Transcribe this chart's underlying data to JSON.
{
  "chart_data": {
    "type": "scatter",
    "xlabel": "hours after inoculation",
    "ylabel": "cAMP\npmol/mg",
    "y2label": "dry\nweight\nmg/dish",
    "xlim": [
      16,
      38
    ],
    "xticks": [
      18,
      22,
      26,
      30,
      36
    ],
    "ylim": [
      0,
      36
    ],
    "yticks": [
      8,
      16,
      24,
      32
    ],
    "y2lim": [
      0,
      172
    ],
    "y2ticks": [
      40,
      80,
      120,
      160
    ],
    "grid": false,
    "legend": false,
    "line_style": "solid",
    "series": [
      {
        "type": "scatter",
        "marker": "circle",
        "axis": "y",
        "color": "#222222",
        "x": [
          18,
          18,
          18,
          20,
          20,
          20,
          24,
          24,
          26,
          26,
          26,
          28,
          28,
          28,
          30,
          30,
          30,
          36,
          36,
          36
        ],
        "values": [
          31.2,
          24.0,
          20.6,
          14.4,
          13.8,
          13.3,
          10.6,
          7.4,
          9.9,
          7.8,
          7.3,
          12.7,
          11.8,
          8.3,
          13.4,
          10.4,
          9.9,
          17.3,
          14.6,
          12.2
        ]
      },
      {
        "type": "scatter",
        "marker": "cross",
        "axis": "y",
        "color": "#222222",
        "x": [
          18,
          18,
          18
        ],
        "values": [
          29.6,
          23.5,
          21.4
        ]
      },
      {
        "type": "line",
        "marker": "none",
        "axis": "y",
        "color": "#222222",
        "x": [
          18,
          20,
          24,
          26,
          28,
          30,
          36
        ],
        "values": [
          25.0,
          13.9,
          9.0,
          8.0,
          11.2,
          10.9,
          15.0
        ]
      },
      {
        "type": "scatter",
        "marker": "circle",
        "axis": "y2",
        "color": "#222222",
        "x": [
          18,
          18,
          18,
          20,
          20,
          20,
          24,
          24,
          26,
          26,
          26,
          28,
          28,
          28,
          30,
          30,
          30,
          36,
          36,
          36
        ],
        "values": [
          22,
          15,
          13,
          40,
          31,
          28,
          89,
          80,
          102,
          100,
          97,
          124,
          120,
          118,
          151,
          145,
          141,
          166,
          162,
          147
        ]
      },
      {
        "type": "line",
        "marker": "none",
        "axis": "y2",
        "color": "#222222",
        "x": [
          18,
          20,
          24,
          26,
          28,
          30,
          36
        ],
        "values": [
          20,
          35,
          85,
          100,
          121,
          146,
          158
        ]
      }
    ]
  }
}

• [Objective]
Reproduce all the records precisely.

• [Result of the exercise]
Transcribe this chart's underlying data to JSON.
{
  "chart_data": {
    "type": "scatter",
    "xlabel": "hours after inoculation",
    "ylabel": "cAMP\npmol/mg",
    "y2label": "dry\nweight\nmg/dish",
    "xlim": [
      16,
      38
    ],
    "xticks": [
      18,
      22,
      26,
      30,
      36
    ],
    "ylim": [
      0,
      36
    ],
    "yticks": [
      8,
      16,
      24,
      32
    ],
    "y2lim": [
      0,
      172
    ],
    "y2ticks": [
      40,
      80,
      120,
      160
    ],
    "grid": false,
    "legend": false,
    "line_style": "solid",
    "series": [
      {
        "type": "scatter",
        "marker": "circle",
        "axis": "y",
        "color": "#222222",
        "x": [
          18,
          18,
          18,
          20,
          20,
          20,
          24,
          24,
          26,
          26,
          26,
          28,
          28,
          28,
          30,
          30,
          30,
          36,
          36,
          36
        ],
        "values": [
          31.2,
          24.0,
          20.6,
          14.4,
          13.8,
          13.3,
          10.6,
          7.4,
          9.9,
          7.8,
          7.3,
          12.7,
          11.8,
          8.3,
          13.4,
          10.4,
          9.9,
          17.3,
          14.6,
          12.2
        ]
      },
      {
        "type": "scatter",
        "marker": "cross",
        "axis": "y",
        "color": "#222222",
        "x": [
          18,
          18,
          18
        ],
        "values": [
          29.6,
          23.5,
          21.4
        ]
      },
      {
        "type": "line",
        "marker": "none",
        "axis": "y",
        "color": "#222222",
        "x": [
          18,
          20,
          24,
          26,
          28,
          30,
          36
        ],
        "values": [
          25.0,
          13.9,
          9.0,
          8.0,
          11.2,
          10.9,
          15.0
        ]
      },
      {
        "type": "scatter",
        "marker": "circle",
        "axis": "y2",
        "color": "#222222",
        "x": [
          18,
          18,
          18,
          20,
          20,
          20,
          24,
          24,
          26,
          26,
          26,
          28,
          28,
          28,
          30,
          30,
          30,
          36,
          36,
          36
        ],
        "values": [
          22,
          15,
          13,
          40,
          31,
          28,
          89,
          80,
          102,
          100,
          97,
          124,
          120,
          118,
          151,
          145,
          141,
          166,
          162,
          147
        ]
      },
      {
        "type": "line",
        "marker": "none",
        "axis": "y2",
        "color": "#222222",
        "x": [
          18,
          20,
          24,
          26,
          28,
          30,
          36
        ],
        "values": [
          20,
          35,
          85,
          100,
          121,
          146,
          158
        ]
      }
    ]
  }
}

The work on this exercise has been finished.